**Task to complete**
Retype the whole listing verbatim and keep the pictures out of it.

**Material for this task**
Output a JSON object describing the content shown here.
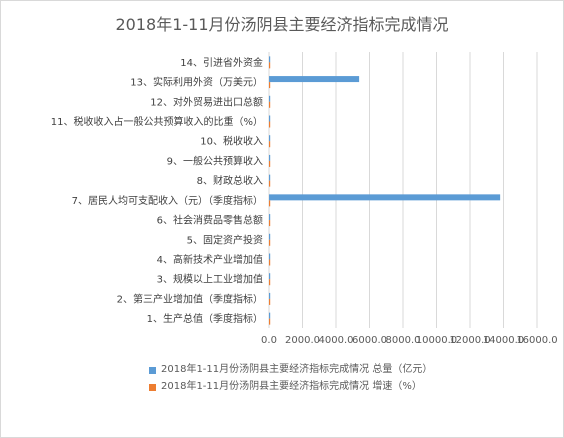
{
  "chart_data": {
    "type": "bar",
    "orientation": "horizontal",
    "title": "2018年1-11月份汤阴县主要经济指标完成情况",
    "categories": [
      "1、生产总值（季度指标）",
      "2、第三产业增加值（季度指标）",
      "3、规模以上工业增加值",
      "4、高新技术产业增加值",
      "5、固定资产投资",
      "6、社会消费品零售总额",
      "7、居民人均可支配收入（元）（季度指标）",
      "8、财政总收入",
      "9、一般公共预算收入",
      "10、税收收入",
      "11、税收收入占一般公共预算收入的比重（%）",
      "12、对外贸易进出口总额",
      "13、实际利用外资（万美元）",
      "14、引进省外资金"
    ],
    "series": [
      {
        "name": "2018年1-11月份汤阴县主要经济指标完成情况 总量（亿元）",
        "color": "#5b9bd5",
        "values": [
          34,
          12,
          6,
          3,
          10,
          9,
          13800,
          3,
          2,
          1,
          40,
          1,
          5380,
          9
        ]
      },
      {
        "name": "2018年1-11月份汤阴县主要经济指标完成情况 增速（%）",
        "color": "#ed7d31",
        "values": [
          8,
          11,
          8,
          11,
          12,
          10,
          9,
          8,
          7,
          6,
          0,
          10,
          12,
          10
        ]
      }
    ],
    "xlim": [
      0,
      16000
    ],
    "xticks": [
      "0.0",
      "2000.0",
      "4000.0",
      "6000.0",
      "8000.0",
      "10000.0",
      "12000.0",
      "14000.0",
      "16000.0"
    ],
    "grid": true,
    "legend": "bottom"
  }
}
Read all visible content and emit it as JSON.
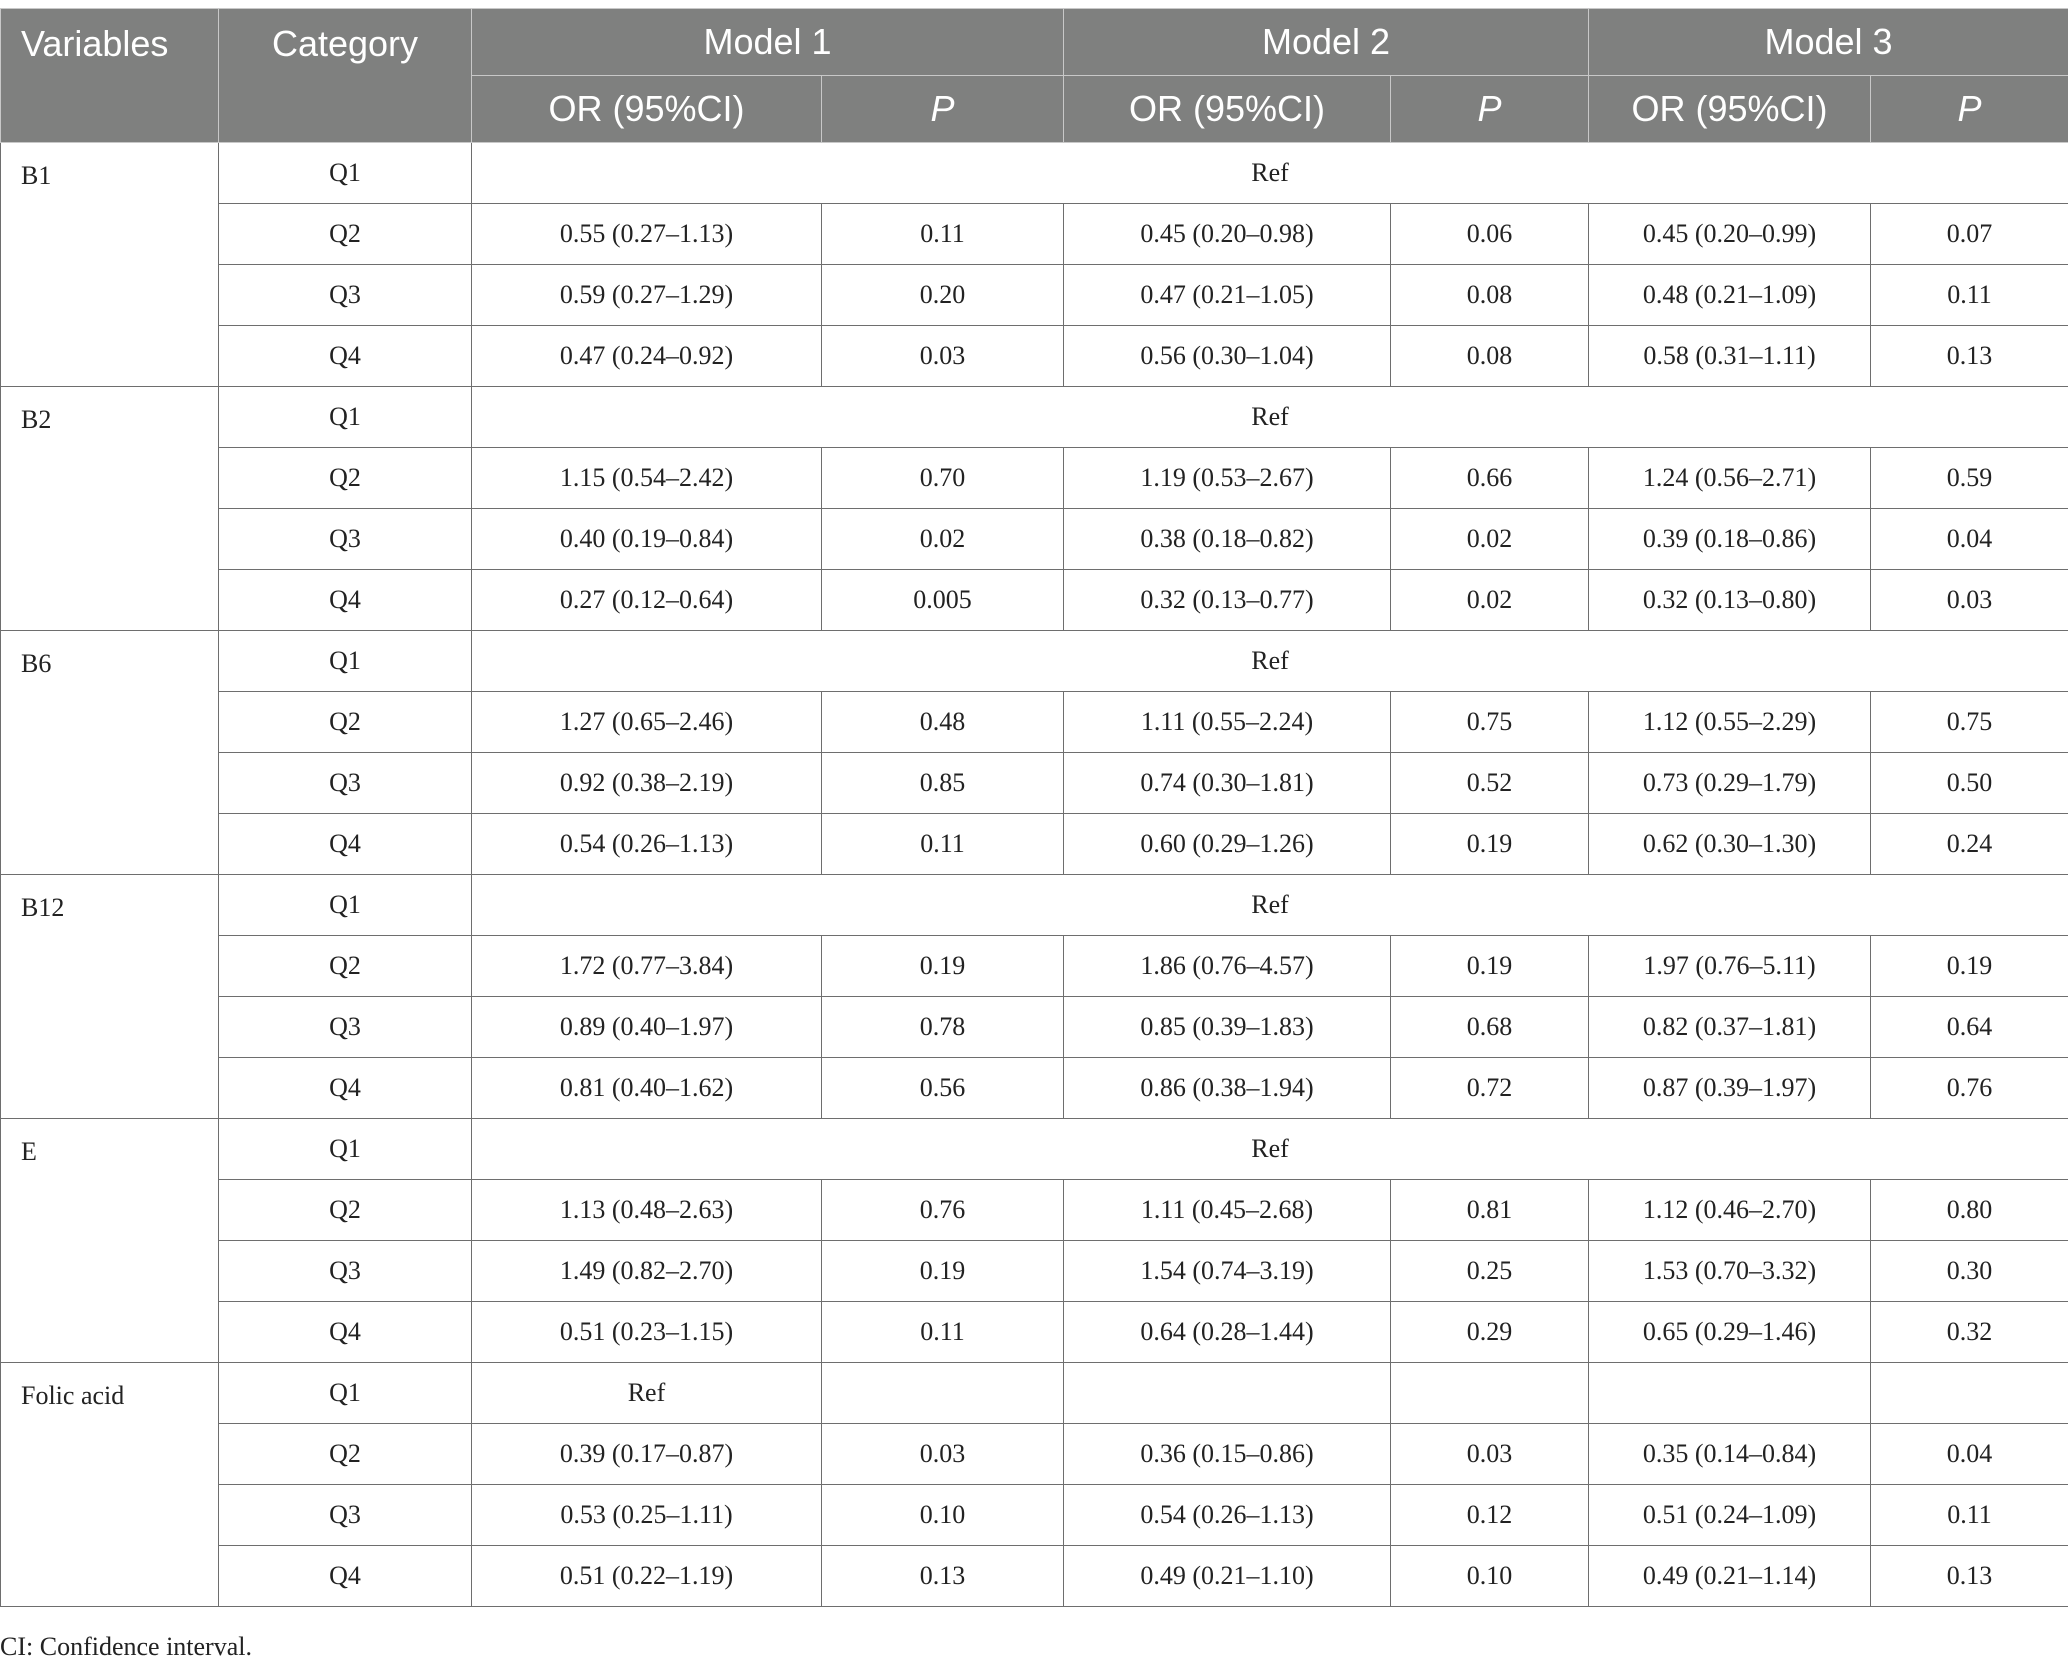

**Answer to the problem**
Output a JSON object describing the content shown here.
{
  "chart_data": {
    "type": "bar",
    "orientation": "horizontal",
    "title": "2018年1-11月份汤阴县主要经济指标完成情况",
    "categories": [
      "1、生产总值（季度指标）",
      "2、第三产业增加值（季度指标）",
      "3、规模以上工业增加值",
      "4、高新技术产业增加值",
      "5、固定资产投资",
      "6、社会消费品零售总额",
      "7、居民人均可支配收入（元）（季度指标）",
      "8、财政总收入",
      "9、一般公共预算收入",
      "10、税收收入",
      "11、税收收入占一般公共预算收入的比重（%）",
      "12、对外贸易进出口总额",
      "13、实际利用外资（万美元）",
      "14、引进省外资金"
    ],
    "series": [
      {
        "name": "2018年1-11月份汤阴县主要经济指标完成情况 总量（亿元）",
        "color": "#5b9bd5",
        "values": [
          34,
          12,
          6,
          3,
          10,
          9,
          13800,
          3,
          2,
          1,
          40,
          1,
          5380,
          9
        ]
      },
      {
        "name": "2018年1-11月份汤阴县主要经济指标完成情况 增速（%）",
        "color": "#ed7d31",
        "values": [
          8,
          11,
          8,
          11,
          12,
          10,
          9,
          8,
          7,
          6,
          0,
          10,
          12,
          10
        ]
      }
    ],
    "xlim": [
      0,
      16000
    ],
    "xticks": [
      "0.0",
      "2000.0",
      "4000.0",
      "6000.0",
      "8000.0",
      "10000.0",
      "12000.0",
      "14000.0",
      "16000.0"
    ],
    "grid": true,
    "legend": "bottom"
  }
}
Read all visible content and emit it as JSON.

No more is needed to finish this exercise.